• EXERCISE INSTRUCTIONS:
Output every entry exactly as written, but omit the pictures.

--- BEGIN DATASET CONTENT ---

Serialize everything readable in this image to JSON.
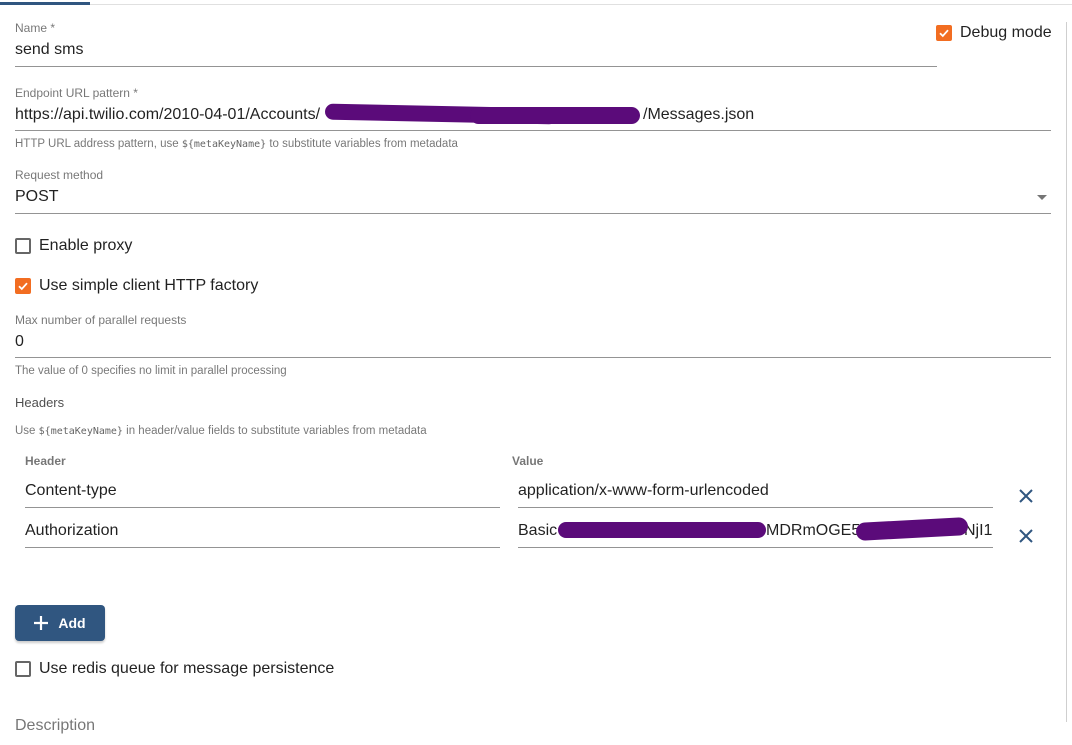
{
  "debug": {
    "label": "Debug mode",
    "checked": true
  },
  "name": {
    "label": "Name *",
    "value": "send sms"
  },
  "endpoint": {
    "label": "Endpoint URL pattern *",
    "value_prefix": "https://api.twilio.com/2010-04-01/Accounts/",
    "value_suffix": "/Messages.json",
    "hint_prefix": "HTTP URL address pattern, use",
    "hint_code": "${metaKeyName}",
    "hint_suffix": "to substitute variables from metadata"
  },
  "request_method": {
    "label": "Request method",
    "value": "POST"
  },
  "enable_proxy": {
    "label": "Enable proxy",
    "checked": false
  },
  "simple_client": {
    "label": "Use simple client HTTP factory",
    "checked": true
  },
  "max_parallel": {
    "label": "Max number of parallel requests",
    "value": "0",
    "hint": "The value of 0 specifies no limit in parallel processing"
  },
  "headers": {
    "title": "Headers",
    "hint_prefix": "Use",
    "hint_code": "${metaKeyName}",
    "hint_suffix": "in header/value fields to substitute variables from metadata",
    "col_header": "Header",
    "col_value": "Value",
    "rows": [
      {
        "header": "Content-type",
        "value": "application/x-www-form-urlencoded"
      },
      {
        "header": "Authorization",
        "value_start": "Basic",
        "value_mid": "MDRmOGE5Y",
        "value_end": "NjI1"
      }
    ],
    "add_label": "Add"
  },
  "redis": {
    "label": "Use redis queue for message persistence",
    "checked": false
  },
  "description": {
    "label": "Description"
  },
  "colors": {
    "accent": "#f26d21",
    "primary": "#305680",
    "redaction": "#5b0b7a"
  }
}
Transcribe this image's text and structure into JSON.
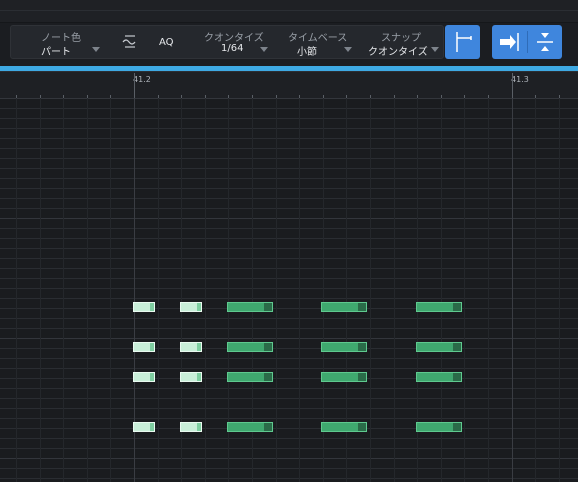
{
  "toolbar": {
    "note_color": {
      "label": "ノート色",
      "value": "パート"
    },
    "aq_label": "AQ",
    "quantize": {
      "label": "クオンタイズ",
      "value": "1/64"
    },
    "timebase": {
      "label": "タイムベース",
      "value": "小節"
    },
    "snap": {
      "label": "スナップ",
      "value": "クオンタイズ"
    }
  },
  "ruler": {
    "markers": [
      "41.2",
      "41.3"
    ]
  },
  "colors": {
    "accent": "#3ea9e3",
    "button_blue": "#3f86dd",
    "note_fill": "#3fa86f",
    "note_short_fill": "#c9efd9"
  },
  "icons": [
    "quantize-wave-icon",
    "snap-start-icon",
    "arrow-right-to-line-icon",
    "split-icon"
  ]
}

--- END DATASET CONTENT ---

• TASK ANSWER:
Serialize everything readable in this image to JSON.
{
  "debug": {
    "label": "Debug mode",
    "checked": true
  },
  "name": {
    "label": "Name *",
    "value": "send sms"
  },
  "endpoint": {
    "label": "Endpoint URL pattern *",
    "value_prefix": "https://api.twilio.com/2010-04-01/Accounts/",
    "value_suffix": "/Messages.json",
    "hint_prefix": "HTTP URL address pattern, use",
    "hint_code": "${metaKeyName}",
    "hint_suffix": "to substitute variables from metadata"
  },
  "request_method": {
    "label": "Request method",
    "value": "POST"
  },
  "enable_proxy": {
    "label": "Enable proxy",
    "checked": false
  },
  "simple_client": {
    "label": "Use simple client HTTP factory",
    "checked": true
  },
  "max_parallel": {
    "label": "Max number of parallel requests",
    "value": "0",
    "hint": "The value of 0 specifies no limit in parallel processing"
  },
  "headers": {
    "title": "Headers",
    "hint_prefix": "Use",
    "hint_code": "${metaKeyName}",
    "hint_suffix": "in header/value fields to substitute variables from metadata",
    "col_header": "Header",
    "col_value": "Value",
    "rows": [
      {
        "header": "Content-type",
        "value": "application/x-www-form-urlencoded"
      },
      {
        "header": "Authorization",
        "value_start": "Basic",
        "value_mid": "MDRmOGE5Y",
        "value_end": "NjI1"
      }
    ],
    "add_label": "Add"
  },
  "redis": {
    "label": "Use redis queue for message persistence",
    "checked": false
  },
  "description": {
    "label": "Description"
  },
  "colors": {
    "accent": "#f26d21",
    "primary": "#305680",
    "redaction": "#5b0b7a"
  }
}
Transcribe this image's text and structure into JSON.
{
  "toolbar": {
    "note_color": {
      "label": "ノート色",
      "value": "パート"
    },
    "aq_label": "AQ",
    "quantize": {
      "label": "クオンタイズ",
      "value": "1/64"
    },
    "timebase": {
      "label": "タイムベース",
      "value": "小節"
    },
    "snap": {
      "label": "スナップ",
      "value": "クオンタイズ"
    }
  },
  "ruler": {
    "markers": [
      "41.2",
      "41.3"
    ]
  },
  "colors": {
    "accent": "#3ea9e3",
    "button_blue": "#3f86dd",
    "note_fill": "#3fa86f",
    "note_short_fill": "#c9efd9"
  },
  "icons": [
    "quantize-wave-icon",
    "snap-start-icon",
    "arrow-right-to-line-icon",
    "split-icon"
  ]
}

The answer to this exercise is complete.